Each line that holds the word "kimyoviy" counts once; give the total for the records below and nothing else.

***** Material shown

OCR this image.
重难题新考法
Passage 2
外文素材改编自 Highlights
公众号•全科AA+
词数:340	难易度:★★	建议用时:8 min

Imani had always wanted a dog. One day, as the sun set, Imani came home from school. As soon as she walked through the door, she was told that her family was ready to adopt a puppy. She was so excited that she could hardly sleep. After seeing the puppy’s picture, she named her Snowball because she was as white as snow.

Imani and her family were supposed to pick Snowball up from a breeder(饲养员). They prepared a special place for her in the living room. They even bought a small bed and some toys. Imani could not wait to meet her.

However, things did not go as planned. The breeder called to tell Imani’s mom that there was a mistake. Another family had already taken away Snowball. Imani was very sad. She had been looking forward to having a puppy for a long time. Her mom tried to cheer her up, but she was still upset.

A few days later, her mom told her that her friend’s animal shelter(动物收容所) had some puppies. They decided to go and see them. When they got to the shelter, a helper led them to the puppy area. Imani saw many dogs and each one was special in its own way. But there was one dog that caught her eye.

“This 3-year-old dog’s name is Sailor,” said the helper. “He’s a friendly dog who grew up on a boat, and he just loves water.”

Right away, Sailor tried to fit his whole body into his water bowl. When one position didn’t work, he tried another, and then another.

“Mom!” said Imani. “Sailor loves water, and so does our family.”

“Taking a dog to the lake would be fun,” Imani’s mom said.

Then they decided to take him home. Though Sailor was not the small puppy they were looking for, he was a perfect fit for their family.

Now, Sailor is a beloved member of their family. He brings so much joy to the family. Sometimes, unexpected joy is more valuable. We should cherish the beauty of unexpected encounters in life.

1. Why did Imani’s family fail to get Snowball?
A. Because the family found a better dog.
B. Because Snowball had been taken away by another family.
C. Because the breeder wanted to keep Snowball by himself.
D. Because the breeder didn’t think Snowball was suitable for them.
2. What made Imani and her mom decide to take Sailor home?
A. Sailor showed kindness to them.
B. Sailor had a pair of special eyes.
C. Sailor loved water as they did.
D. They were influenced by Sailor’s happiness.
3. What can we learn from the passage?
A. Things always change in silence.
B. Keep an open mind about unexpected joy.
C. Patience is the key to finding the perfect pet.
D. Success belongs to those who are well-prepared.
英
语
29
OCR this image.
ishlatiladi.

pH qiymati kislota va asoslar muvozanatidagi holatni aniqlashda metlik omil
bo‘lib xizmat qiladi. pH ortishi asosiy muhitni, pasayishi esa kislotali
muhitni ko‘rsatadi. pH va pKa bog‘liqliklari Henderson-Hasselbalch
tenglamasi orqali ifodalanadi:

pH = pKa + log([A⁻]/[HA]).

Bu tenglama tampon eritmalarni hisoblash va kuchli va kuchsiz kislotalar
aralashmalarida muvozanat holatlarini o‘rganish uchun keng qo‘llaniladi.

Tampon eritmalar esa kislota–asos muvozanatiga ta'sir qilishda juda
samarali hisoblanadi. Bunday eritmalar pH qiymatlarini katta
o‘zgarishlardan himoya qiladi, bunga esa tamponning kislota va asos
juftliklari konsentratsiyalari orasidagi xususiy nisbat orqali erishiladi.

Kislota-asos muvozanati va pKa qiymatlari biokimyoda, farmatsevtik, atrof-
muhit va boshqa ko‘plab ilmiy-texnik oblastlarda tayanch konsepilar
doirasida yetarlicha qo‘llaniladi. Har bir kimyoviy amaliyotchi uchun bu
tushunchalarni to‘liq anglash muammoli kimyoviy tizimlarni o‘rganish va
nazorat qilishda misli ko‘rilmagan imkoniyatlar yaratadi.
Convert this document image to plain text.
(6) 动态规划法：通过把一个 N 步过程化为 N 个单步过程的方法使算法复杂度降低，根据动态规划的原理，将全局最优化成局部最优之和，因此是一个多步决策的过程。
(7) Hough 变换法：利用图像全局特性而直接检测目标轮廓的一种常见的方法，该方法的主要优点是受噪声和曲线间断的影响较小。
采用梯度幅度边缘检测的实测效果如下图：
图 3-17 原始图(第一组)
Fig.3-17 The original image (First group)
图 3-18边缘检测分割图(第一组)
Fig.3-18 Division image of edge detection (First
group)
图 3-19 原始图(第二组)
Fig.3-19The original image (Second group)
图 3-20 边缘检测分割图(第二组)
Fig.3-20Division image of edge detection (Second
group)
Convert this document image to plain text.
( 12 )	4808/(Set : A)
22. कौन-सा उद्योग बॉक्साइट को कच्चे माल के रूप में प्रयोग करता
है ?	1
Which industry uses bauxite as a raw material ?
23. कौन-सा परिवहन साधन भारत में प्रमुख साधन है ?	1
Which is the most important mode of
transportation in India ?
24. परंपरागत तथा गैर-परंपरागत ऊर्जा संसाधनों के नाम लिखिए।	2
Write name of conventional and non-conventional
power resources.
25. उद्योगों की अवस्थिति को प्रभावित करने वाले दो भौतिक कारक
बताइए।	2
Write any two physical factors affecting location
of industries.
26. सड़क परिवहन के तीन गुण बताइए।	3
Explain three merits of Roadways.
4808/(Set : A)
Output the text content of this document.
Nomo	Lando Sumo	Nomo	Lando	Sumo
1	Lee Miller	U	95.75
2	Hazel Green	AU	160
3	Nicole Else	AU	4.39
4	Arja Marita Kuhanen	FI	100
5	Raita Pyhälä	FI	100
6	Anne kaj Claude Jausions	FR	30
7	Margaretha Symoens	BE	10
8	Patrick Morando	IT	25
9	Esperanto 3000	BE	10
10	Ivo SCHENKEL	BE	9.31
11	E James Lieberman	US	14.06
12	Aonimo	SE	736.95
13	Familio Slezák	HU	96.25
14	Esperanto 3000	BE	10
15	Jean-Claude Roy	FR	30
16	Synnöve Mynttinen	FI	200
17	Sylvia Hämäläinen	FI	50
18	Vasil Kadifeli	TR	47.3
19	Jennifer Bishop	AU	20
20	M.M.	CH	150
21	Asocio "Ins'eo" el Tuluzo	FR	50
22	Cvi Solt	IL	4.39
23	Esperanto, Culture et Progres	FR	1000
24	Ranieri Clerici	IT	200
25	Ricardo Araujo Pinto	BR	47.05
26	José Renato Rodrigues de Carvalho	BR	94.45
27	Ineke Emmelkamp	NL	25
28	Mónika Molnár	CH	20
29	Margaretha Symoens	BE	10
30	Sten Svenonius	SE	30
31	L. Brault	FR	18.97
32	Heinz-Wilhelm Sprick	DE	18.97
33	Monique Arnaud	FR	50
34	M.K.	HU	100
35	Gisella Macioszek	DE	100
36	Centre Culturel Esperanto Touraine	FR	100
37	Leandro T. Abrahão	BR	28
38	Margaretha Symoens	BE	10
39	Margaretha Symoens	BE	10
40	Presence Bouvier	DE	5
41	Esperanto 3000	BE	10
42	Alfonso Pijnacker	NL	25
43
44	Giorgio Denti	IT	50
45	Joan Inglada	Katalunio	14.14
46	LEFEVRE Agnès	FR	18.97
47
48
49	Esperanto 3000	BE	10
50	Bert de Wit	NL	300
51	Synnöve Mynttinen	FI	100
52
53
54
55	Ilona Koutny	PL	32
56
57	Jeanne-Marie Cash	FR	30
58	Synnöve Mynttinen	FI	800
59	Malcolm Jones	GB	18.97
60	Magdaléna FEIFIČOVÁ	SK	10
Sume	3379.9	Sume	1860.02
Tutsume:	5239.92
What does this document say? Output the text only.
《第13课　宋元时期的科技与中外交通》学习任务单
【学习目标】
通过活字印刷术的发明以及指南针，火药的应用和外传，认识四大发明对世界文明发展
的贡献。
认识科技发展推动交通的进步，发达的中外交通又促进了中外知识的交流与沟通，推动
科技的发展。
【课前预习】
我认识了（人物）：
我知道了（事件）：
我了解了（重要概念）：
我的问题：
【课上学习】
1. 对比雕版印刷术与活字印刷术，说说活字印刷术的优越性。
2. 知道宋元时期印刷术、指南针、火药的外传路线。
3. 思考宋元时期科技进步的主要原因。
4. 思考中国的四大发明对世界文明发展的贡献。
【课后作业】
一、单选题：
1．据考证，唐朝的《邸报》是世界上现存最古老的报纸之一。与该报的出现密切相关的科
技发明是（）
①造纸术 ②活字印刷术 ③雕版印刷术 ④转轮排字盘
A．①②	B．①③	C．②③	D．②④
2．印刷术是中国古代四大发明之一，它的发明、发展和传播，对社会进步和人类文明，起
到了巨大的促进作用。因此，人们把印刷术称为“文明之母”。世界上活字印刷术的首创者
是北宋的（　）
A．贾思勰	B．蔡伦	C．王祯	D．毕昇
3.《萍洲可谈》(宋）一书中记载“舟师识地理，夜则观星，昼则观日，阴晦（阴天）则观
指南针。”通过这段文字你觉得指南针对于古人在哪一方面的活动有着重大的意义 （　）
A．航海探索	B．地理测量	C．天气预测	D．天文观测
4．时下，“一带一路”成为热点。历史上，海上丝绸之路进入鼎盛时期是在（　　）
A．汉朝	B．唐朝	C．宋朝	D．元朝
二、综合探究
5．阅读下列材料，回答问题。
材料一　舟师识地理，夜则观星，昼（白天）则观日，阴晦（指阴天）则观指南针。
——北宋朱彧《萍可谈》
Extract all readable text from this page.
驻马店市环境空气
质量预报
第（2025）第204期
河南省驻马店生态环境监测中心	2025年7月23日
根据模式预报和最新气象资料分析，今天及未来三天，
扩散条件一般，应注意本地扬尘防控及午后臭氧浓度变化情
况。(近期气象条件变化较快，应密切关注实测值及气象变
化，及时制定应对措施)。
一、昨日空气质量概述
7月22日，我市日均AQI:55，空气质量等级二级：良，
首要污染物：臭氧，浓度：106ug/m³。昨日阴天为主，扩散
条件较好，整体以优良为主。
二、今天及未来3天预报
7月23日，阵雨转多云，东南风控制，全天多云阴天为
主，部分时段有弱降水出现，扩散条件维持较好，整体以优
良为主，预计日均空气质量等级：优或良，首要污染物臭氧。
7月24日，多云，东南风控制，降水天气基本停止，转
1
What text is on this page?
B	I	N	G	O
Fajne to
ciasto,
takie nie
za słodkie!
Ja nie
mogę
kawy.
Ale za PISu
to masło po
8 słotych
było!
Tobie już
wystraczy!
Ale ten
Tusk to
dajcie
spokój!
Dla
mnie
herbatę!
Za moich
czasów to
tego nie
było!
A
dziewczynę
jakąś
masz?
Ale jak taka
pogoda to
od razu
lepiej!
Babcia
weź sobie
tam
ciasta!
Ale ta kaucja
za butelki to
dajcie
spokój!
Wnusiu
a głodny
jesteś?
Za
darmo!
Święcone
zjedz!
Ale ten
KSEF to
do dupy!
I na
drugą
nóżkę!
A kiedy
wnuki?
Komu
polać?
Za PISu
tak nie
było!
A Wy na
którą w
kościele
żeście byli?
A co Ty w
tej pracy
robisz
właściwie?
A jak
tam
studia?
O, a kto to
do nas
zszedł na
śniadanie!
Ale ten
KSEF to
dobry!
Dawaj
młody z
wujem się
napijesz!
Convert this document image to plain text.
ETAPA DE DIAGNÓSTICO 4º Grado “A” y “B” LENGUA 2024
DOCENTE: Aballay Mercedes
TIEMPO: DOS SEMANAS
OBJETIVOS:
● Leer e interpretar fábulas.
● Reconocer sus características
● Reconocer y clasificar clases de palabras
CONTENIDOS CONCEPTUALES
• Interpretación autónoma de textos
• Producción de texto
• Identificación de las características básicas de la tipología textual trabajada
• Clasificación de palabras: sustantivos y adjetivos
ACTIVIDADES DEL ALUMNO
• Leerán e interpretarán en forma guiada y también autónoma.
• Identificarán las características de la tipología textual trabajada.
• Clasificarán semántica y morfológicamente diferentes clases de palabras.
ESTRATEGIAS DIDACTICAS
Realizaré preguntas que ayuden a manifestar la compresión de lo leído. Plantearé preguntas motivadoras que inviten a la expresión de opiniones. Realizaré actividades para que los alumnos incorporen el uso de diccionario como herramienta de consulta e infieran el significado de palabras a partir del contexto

**********

Response to this task:
2